**JOB**
Put every line of the records below into a Markdown table with two columns, Row and Line, numbering the rows and skipping blank lines. Leave the pictures out.

**RECORDED INFORMATION**

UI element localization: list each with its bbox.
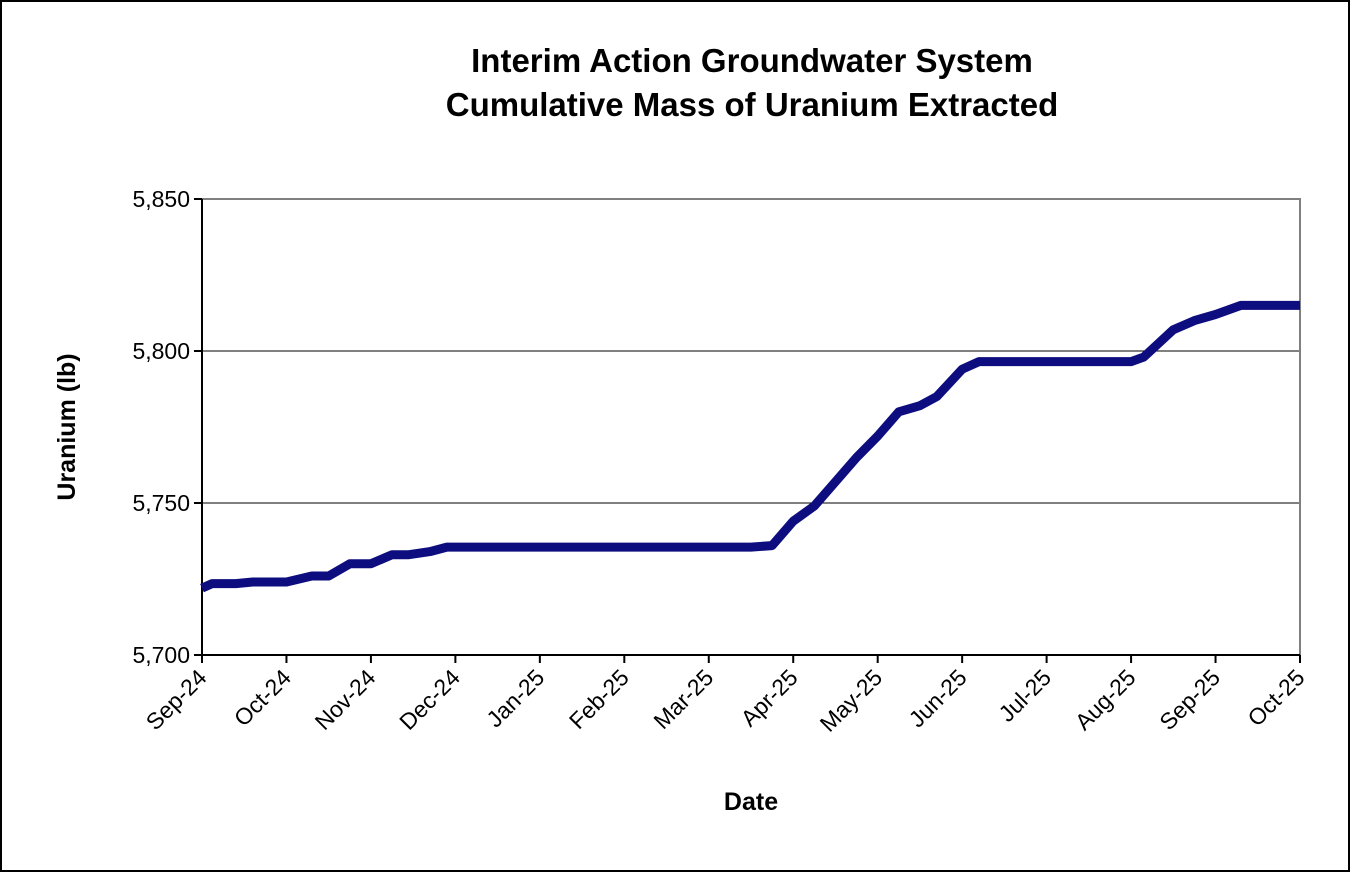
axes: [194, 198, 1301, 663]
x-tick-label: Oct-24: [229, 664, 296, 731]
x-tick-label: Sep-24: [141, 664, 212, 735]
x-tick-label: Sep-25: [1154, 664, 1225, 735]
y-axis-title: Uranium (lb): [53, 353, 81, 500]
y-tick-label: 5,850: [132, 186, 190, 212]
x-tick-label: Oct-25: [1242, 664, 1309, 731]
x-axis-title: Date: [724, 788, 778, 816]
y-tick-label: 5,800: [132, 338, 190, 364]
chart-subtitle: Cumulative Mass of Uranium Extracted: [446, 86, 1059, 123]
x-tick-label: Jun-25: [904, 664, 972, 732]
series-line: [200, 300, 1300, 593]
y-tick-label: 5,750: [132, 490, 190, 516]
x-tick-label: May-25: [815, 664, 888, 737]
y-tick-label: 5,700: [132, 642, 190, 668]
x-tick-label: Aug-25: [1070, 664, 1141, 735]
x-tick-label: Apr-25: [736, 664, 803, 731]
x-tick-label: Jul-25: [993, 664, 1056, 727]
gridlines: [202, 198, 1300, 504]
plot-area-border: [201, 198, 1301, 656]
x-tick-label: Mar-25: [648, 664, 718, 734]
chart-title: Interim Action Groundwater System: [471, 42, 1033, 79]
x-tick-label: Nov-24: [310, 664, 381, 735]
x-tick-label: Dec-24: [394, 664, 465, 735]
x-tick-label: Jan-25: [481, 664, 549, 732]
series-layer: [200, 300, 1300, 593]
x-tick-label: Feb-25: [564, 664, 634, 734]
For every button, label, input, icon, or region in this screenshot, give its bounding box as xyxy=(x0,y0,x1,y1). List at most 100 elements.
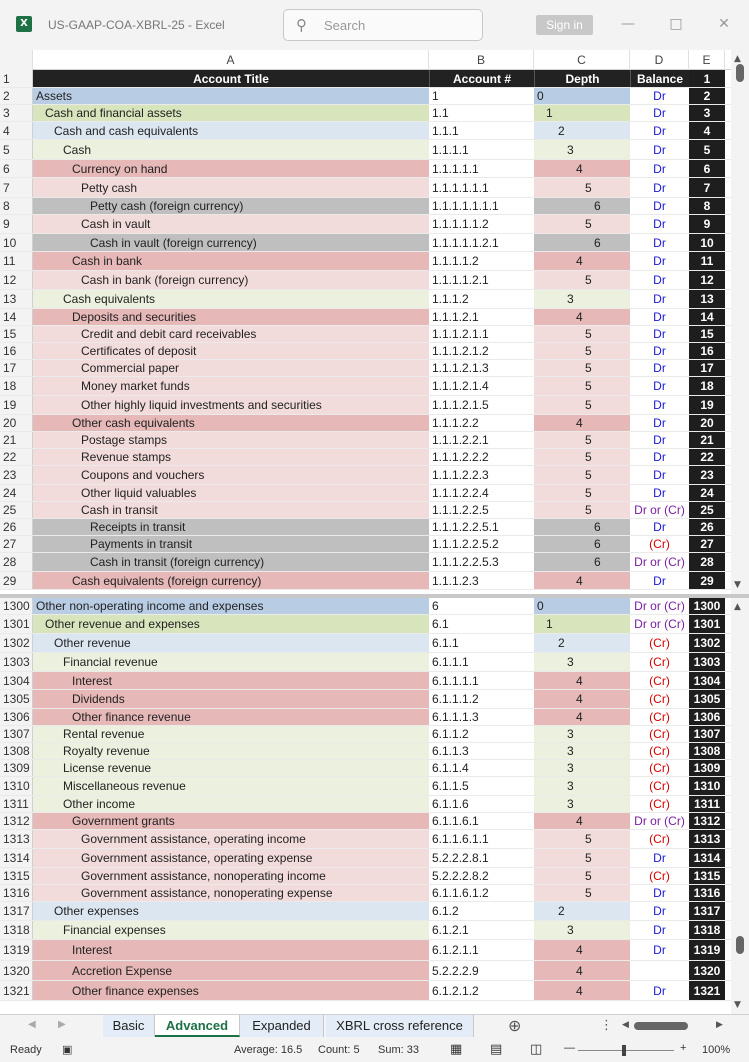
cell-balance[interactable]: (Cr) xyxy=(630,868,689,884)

**PROBLEM SOLUTION**
| Row | Line |
|---|---|
| 1 | UI element localization: list each with its bbox. |
| 2 | axes: [194, 198, 1301, 663] |
| 3 | x-tick-label: Oct-24: [229, 664, 296, 731] |
| 4 | x-tick-label: Sep-24: [141, 664, 212, 735] |
| 5 | x-tick-label: Sep-25: [1154, 664, 1225, 735] |
| 6 | y-axis-title: Uranium (lb): [53, 353, 81, 500] |
| 7 | y-tick-label: 5,850: [132, 186, 190, 212] |
| 8 | x-tick-label: Oct-25: [1242, 664, 1309, 731] |
| 9 | x-axis-title: Date: [724, 788, 778, 816] |
| 10 | y-tick-label: 5,800: [132, 338, 190, 364] |
| 11 | chart-subtitle: Cumulative Mass of Uranium Extracted: [446, 86, 1059, 123] |
| 12 | x-tick-label: Jun-25: [904, 664, 972, 732] |
| 13 | series-line: [200, 300, 1300, 593] |
| 14 | y-tick-label: 5,750: [132, 490, 190, 516] |
| 15 | x-tick-label: May-25: [815, 664, 888, 737] |
| 16 | y-tick-label: 5,700: [132, 642, 190, 668] |
| 17 | x-tick-label: Aug-25: [1070, 664, 1141, 735] |
| 18 | x-tick-label: Apr-25: [736, 664, 803, 731] |
| 19 | x-tick-label: Jul-25: [993, 664, 1056, 727] |
| 20 | gridlines: [202, 198, 1300, 504] |
| 21 | plot-area-border: [201, 198, 1301, 656] |
| 22 | x-tick-label: Mar-25: [648, 664, 718, 734] |
| 23 | chart-title: Interim Action Groundwater System: [471, 42, 1033, 79] |
| 24 | x-tick-label: Nov-24: [310, 664, 381, 735] |
| 25 | x-tick-label: Dec-24: [394, 664, 465, 735] |
| 26 | x-tick-label: Jan-25: [481, 664, 549, 732] |
| 27 | series-layer: [200, 300, 1300, 593] |
| 28 | x-tick-label: Feb-25: [564, 664, 634, 734] |
| 29 | For every button, label, input, icon, or region in this screenshot, give its bounding box as xyxy=(x0,y0,x1,y1). List at most 100 elements. |
| 30 | cell-balance[interactable]: (Cr) xyxy=(630,868,689,884) |